======== Provided entries

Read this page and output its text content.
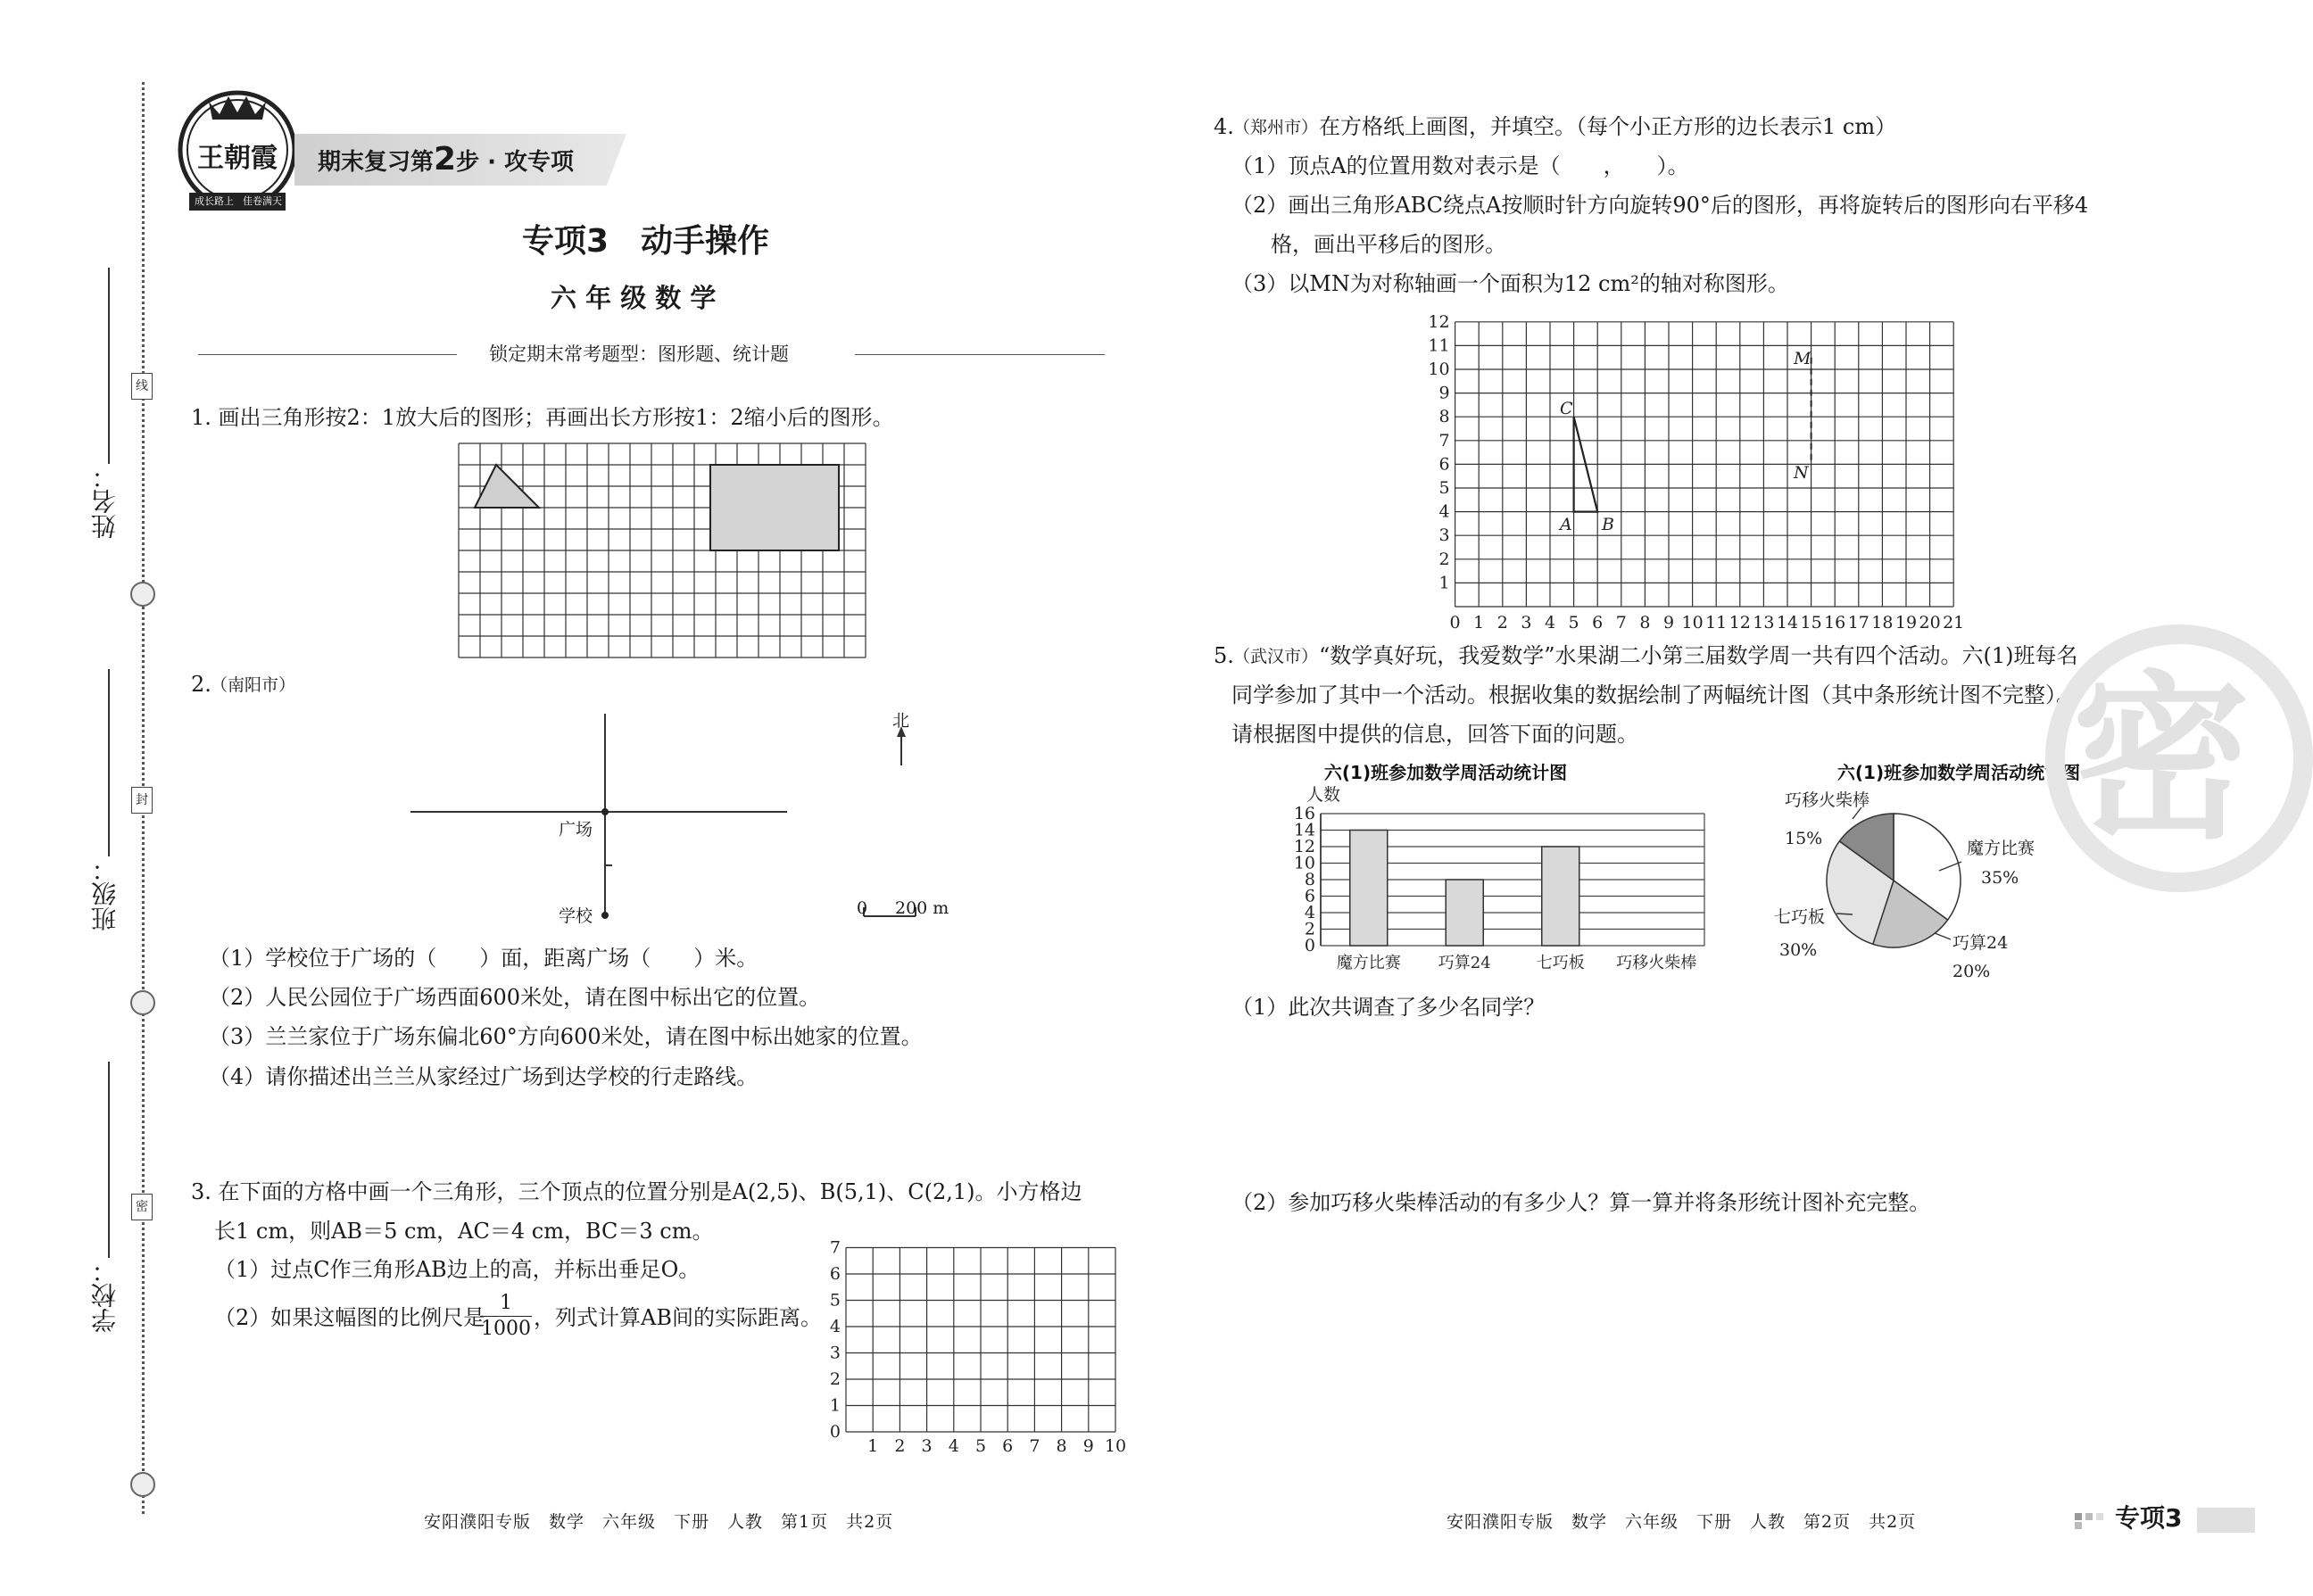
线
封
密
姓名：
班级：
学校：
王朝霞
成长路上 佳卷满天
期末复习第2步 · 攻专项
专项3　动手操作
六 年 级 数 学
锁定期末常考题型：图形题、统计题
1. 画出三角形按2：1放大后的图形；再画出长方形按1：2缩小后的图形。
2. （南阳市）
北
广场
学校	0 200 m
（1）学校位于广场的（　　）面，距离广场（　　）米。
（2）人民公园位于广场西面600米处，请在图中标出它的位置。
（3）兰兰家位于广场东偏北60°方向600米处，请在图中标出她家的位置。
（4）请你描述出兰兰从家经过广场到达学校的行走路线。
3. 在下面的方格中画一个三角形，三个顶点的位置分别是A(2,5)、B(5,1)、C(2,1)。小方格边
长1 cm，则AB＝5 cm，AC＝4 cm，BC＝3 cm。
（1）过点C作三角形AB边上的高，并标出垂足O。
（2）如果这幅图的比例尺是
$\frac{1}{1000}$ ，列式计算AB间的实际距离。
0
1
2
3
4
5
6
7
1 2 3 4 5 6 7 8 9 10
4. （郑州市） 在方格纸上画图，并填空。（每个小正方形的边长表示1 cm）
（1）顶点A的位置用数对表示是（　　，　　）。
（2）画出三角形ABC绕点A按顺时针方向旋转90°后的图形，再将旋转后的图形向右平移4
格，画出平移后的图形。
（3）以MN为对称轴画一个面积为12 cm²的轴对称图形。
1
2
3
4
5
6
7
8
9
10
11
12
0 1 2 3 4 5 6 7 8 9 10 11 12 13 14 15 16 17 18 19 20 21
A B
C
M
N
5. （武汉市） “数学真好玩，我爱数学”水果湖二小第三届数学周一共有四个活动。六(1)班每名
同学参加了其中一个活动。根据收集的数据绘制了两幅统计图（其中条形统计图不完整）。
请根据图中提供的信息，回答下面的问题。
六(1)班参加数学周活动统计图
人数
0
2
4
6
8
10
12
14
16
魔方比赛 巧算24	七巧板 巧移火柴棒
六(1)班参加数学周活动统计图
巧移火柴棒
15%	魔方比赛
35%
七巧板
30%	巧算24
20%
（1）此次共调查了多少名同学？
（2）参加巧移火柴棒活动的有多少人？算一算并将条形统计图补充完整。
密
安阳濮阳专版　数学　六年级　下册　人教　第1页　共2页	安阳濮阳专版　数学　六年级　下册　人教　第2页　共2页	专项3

================

* [Task instructions] Skip every picture and transcribe the data above exactly.

* [Worked solution]
Read this page and output its text content.
线
封
密
姓名：
班级：
学校：
王朝霞
成长路上 佳卷满天
期末复习第2步 · 攻专项
专项3　动手操作
六 年 级 数 学
锁定期末常考题型：图形题、统计题
1. 画出三角形按2：1放大后的图形；再画出长方形按1：2缩小后的图形。
2. （南阳市）
北
广场
学校	0 200 m
（1）学校位于广场的（　　）面，距离广场（　　）米。
（2）人民公园位于广场西面600米处，请在图中标出它的位置。
（3）兰兰家位于广场东偏北60°方向600米处，请在图中标出她家的位置。
（4）请你描述出兰兰从家经过广场到达学校的行走路线。
3. 在下面的方格中画一个三角形，三个顶点的位置分别是A(2,5)、B(5,1)、C(2,1)。小方格边
长1 cm，则AB＝5 cm，AC＝4 cm，BC＝3 cm。
（1）过点C作三角形AB边上的高，并标出垂足O。
（2）如果这幅图的比例尺是
$\frac{1}{1000}$ ，列式计算AB间的实际距离。
0
1
2
3
4
5
6
7
1 2 3 4 5 6 7 8 9 10
4. （郑州市） 在方格纸上画图，并填空。（每个小正方形的边长表示1 cm）
（1）顶点A的位置用数对表示是（　　，　　）。
（2）画出三角形ABC绕点A按顺时针方向旋转90°后的图形，再将旋转后的图形向右平移4
格，画出平移后的图形。
（3）以MN为对称轴画一个面积为12 cm²的轴对称图形。
1
2
3
4
5
6
7
8
9
10
11
12
0 1 2 3 4 5 6 7 8 9 10 11 12 13 14 15 16 17 18 19 20 21
A B
C
M
N
5. （武汉市） “数学真好玩，我爱数学”水果湖二小第三届数学周一共有四个活动。六(1)班每名
同学参加了其中一个活动。根据收集的数据绘制了两幅统计图（其中条形统计图不完整）。
请根据图中提供的信息，回答下面的问题。
六(1)班参加数学周活动统计图
人数
0
2
4
6
8
10
12
14
16
魔方比赛 巧算24	七巧板 巧移火柴棒
六(1)班参加数学周活动统计图
巧移火柴棒
15%	魔方比赛
35%
七巧板
30%	巧算24
20%
（1）此次共调查了多少名同学？
（2）参加巧移火柴棒活动的有多少人？算一算并将条形统计图补充完整。
密
安阳濮阳专版　数学　六年级　下册　人教　第1页　共2页	安阳濮阳专版　数学　六年级　下册　人教　第2页　共2页	专项3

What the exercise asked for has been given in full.